Directions:
Set down the material once more, exactly as it appears.
— Begin Excerpted data —
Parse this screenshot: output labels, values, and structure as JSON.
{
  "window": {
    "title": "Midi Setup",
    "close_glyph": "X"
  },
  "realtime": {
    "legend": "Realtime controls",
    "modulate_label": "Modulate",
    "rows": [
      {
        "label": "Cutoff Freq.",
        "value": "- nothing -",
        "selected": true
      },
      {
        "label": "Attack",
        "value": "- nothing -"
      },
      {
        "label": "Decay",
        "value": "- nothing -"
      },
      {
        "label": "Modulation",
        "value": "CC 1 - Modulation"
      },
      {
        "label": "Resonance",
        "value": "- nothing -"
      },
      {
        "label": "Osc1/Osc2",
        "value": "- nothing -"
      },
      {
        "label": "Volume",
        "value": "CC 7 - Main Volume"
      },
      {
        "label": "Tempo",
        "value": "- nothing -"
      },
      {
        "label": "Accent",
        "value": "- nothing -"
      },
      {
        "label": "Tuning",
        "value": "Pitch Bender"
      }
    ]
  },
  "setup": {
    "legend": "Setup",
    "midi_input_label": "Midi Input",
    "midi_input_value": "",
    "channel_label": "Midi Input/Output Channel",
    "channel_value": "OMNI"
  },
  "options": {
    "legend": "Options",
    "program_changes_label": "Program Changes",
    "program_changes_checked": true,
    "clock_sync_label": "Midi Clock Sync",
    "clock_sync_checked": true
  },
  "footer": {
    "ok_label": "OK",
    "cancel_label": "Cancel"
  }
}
— End Excerpted data —
The completed task:
Parse this screenshot: output labels, values, and structure as JSON.
{
  "window": {
    "title": "Midi Setup",
    "close_glyph": "X"
  },
  "realtime": {
    "legend": "Realtime controls",
    "modulate_label": "Modulate",
    "rows": [
      {
        "label": "Cutoff Freq.",
        "value": "- nothing -",
        "selected": true
      },
      {
        "label": "Attack",
        "value": "- nothing -"
      },
      {
        "label": "Decay",
        "value": "- nothing -"
      },
      {
        "label": "Modulation",
        "value": "CC 1 - Modulation"
      },
      {
        "label": "Resonance",
        "value": "- nothing -"
      },
      {
        "label": "Osc1/Osc2",
        "value": "- nothing -"
      },
      {
        "label": "Volume",
        "value": "CC 7 - Main Volume"
      },
      {
        "label": "Tempo",
        "value": "- nothing -"
      },
      {
        "label": "Accent",
        "value": "- nothing -"
      },
      {
        "label": "Tuning",
        "value": "Pitch Bender"
      }
    ]
  },
  "setup": {
    "legend": "Setup",
    "midi_input_label": "Midi Input",
    "midi_input_value": "",
    "channel_label": "Midi Input/Output Channel",
    "channel_value": "OMNI"
  },
  "options": {
    "legend": "Options",
    "program_changes_label": "Program Changes",
    "program_changes_checked": true,
    "clock_sync_label": "Midi Clock Sync",
    "clock_sync_checked": true
  },
  "footer": {
    "ok_label": "OK",
    "cancel_label": "Cancel"
  }
}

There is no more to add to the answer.